GIVEN PROBLEM:
Determine which lines contain the word "vous", then copy those lines.

SUPPLIED INFORMATION:
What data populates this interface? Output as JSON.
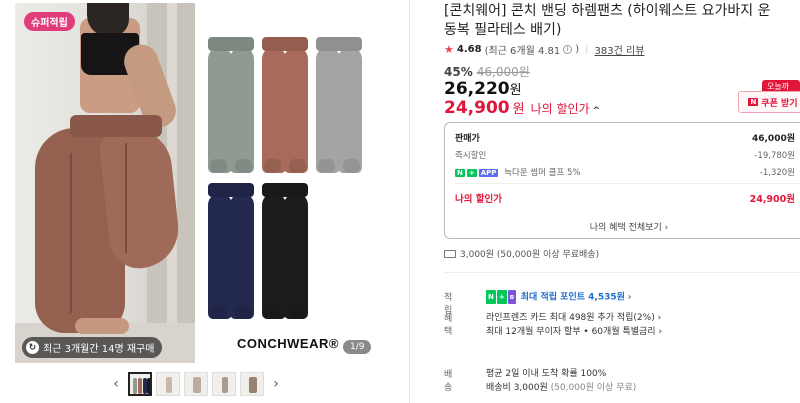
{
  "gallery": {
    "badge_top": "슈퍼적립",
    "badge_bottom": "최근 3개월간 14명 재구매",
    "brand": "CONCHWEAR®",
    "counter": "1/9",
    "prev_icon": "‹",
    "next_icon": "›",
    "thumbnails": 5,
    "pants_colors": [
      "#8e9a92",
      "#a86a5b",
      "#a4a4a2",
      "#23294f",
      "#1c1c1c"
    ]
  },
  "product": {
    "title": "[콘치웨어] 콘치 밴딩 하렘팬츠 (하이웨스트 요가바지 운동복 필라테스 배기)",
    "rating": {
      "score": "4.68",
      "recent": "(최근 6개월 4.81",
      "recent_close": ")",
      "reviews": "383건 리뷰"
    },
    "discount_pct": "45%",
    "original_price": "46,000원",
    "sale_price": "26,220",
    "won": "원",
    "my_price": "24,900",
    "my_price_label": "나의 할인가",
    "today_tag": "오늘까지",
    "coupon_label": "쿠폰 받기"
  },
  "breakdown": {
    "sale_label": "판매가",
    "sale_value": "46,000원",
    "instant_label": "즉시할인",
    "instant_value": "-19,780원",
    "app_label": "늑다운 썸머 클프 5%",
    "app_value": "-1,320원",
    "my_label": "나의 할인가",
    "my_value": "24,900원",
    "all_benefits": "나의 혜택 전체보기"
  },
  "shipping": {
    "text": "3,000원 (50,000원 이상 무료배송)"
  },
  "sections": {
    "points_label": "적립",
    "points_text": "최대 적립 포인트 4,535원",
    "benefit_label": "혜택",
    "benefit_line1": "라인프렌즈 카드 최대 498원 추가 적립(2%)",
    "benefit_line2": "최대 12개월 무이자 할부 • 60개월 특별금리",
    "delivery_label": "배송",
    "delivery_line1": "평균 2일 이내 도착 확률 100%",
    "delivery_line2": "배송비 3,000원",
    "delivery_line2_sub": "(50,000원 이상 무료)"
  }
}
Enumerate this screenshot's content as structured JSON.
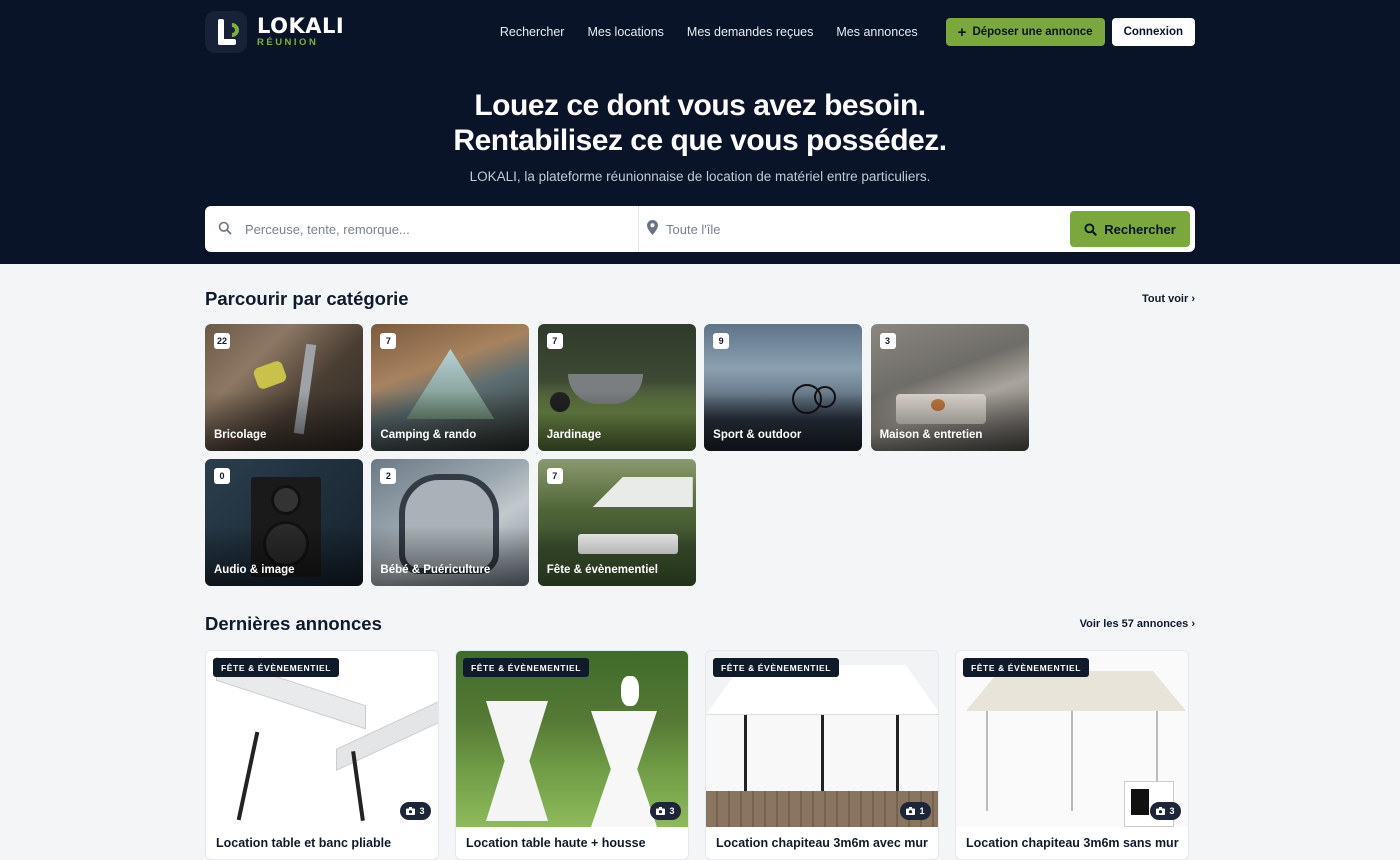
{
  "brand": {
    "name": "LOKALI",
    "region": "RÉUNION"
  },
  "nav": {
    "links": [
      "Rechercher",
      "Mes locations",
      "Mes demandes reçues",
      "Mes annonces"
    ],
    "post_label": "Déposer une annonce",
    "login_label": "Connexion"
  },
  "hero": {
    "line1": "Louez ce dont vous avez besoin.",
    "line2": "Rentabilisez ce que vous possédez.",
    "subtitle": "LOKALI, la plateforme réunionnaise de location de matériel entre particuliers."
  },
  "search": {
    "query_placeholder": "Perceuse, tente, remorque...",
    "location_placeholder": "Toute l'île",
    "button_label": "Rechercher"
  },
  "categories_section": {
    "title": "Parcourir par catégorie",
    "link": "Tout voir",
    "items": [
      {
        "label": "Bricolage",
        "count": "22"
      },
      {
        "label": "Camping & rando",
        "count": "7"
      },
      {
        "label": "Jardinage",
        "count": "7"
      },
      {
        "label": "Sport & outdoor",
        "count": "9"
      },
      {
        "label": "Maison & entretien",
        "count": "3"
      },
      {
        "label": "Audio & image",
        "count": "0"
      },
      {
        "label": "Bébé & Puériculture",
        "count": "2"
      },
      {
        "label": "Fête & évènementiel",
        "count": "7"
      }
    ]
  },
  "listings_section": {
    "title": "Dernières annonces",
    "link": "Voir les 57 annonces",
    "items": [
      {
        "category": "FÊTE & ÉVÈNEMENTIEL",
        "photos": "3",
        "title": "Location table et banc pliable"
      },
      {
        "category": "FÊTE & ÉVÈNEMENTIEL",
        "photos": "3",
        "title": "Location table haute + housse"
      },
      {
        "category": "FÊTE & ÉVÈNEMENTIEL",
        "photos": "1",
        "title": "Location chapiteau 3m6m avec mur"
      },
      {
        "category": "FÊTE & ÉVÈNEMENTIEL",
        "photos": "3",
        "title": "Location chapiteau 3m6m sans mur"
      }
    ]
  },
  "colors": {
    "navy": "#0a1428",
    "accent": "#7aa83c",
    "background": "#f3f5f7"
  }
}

ANSWER FOR THIS EXERCISE:
    "line1": "Louez ce dont vous avez besoin.",
    "line2": "Rentabilisez ce que vous possédez.",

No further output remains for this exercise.